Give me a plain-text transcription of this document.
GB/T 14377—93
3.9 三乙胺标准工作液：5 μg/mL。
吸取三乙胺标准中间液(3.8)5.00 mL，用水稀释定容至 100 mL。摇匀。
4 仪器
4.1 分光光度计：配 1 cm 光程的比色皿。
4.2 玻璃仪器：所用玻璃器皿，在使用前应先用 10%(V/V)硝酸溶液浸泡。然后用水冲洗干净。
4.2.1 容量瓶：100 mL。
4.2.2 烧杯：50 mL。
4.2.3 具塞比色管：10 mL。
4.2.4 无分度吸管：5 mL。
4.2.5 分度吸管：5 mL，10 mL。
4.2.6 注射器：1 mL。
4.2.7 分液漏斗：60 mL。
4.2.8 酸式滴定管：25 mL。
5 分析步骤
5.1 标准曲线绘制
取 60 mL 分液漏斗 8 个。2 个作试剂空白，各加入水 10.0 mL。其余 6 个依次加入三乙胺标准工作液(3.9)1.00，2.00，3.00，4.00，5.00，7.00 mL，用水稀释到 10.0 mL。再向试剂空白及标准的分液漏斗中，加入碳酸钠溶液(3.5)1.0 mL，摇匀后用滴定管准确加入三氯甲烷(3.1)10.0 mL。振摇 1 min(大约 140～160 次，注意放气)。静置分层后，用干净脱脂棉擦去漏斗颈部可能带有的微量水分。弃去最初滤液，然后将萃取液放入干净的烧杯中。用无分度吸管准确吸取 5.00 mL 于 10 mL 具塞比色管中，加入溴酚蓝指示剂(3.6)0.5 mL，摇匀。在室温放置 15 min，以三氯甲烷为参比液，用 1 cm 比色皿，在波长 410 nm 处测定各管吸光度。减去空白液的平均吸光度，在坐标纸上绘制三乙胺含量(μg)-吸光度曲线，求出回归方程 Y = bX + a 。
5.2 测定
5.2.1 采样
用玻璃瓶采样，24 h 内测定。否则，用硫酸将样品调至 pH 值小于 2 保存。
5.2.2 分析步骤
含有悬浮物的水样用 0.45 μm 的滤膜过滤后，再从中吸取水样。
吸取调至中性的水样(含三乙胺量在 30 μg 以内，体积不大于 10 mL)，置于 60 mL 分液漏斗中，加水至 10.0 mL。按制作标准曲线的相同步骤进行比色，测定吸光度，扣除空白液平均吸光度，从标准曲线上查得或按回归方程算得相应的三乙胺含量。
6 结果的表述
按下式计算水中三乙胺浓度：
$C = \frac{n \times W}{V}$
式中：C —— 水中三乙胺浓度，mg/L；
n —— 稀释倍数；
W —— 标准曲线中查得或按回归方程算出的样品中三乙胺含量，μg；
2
____________________
▶ **GOAL OF THE EXERCISE**
Go through the listing above and restate it word for word.

▶ **FINAL ANSWER**
Give me a plain-text transcription of this document.
GB/T 14377—93
3.9 三乙胺标准工作液：5 μg/mL。
吸取三乙胺标准中间液(3.8)5.00 mL，用水稀释定容至 100 mL。摇匀。
4 仪器
4.1 分光光度计：配 1 cm 光程的比色皿。
4.2 玻璃仪器：所用玻璃器皿，在使用前应先用 10%(V/V)硝酸溶液浸泡。然后用水冲洗干净。
4.2.1 容量瓶：100 mL。
4.2.2 烧杯：50 mL。
4.2.3 具塞比色管：10 mL。
4.2.4 无分度吸管：5 mL。
4.2.5 分度吸管：5 mL，10 mL。
4.2.6 注射器：1 mL。
4.2.7 分液漏斗：60 mL。
4.2.8 酸式滴定管：25 mL。
5 分析步骤
5.1 标准曲线绘制
取 60 mL 分液漏斗 8 个。2 个作试剂空白，各加入水 10.0 mL。其余 6 个依次加入三乙胺标准工作液(3.9)1.00，2.00，3.00，4.00，5.00，7.00 mL，用水稀释到 10.0 mL。再向试剂空白及标准的分液漏斗中，加入碳酸钠溶液(3.5)1.0 mL，摇匀后用滴定管准确加入三氯甲烷(3.1)10.0 mL。振摇 1 min(大约 140～160 次，注意放气)。静置分层后，用干净脱脂棉擦去漏斗颈部可能带有的微量水分。弃去最初滤液，然后将萃取液放入干净的烧杯中。用无分度吸管准确吸取 5.00 mL 于 10 mL 具塞比色管中，加入溴酚蓝指示剂(3.6)0.5 mL，摇匀。在室温放置 15 min，以三氯甲烷为参比液，用 1 cm 比色皿，在波长 410 nm 处测定各管吸光度。减去空白液的平均吸光度，在坐标纸上绘制三乙胺含量(μg)-吸光度曲线，求出回归方程 Y = bX + a 。
5.2 测定
5.2.1 采样
用玻璃瓶采样，24 h 内测定。否则，用硫酸将样品调至 pH 值小于 2 保存。
5.2.2 分析步骤
含有悬浮物的水样用 0.45 μm 的滤膜过滤后，再从中吸取水样。
吸取调至中性的水样(含三乙胺量在 30 μg 以内，体积不大于 10 mL)，置于 60 mL 分液漏斗中，加水至 10.0 mL。按制作标准曲线的相同步骤进行比色，测定吸光度，扣除空白液平均吸光度，从标准曲线上查得或按回归方程算得相应的三乙胺含量。
6 结果的表述
按下式计算水中三乙胺浓度：
$C = \frac{n \times W}{V}$
式中：C —— 水中三乙胺浓度，mg/L；
n —— 稀释倍数；
W —— 标准曲线中查得或按回归方程算出的样品中三乙胺含量，μg；
2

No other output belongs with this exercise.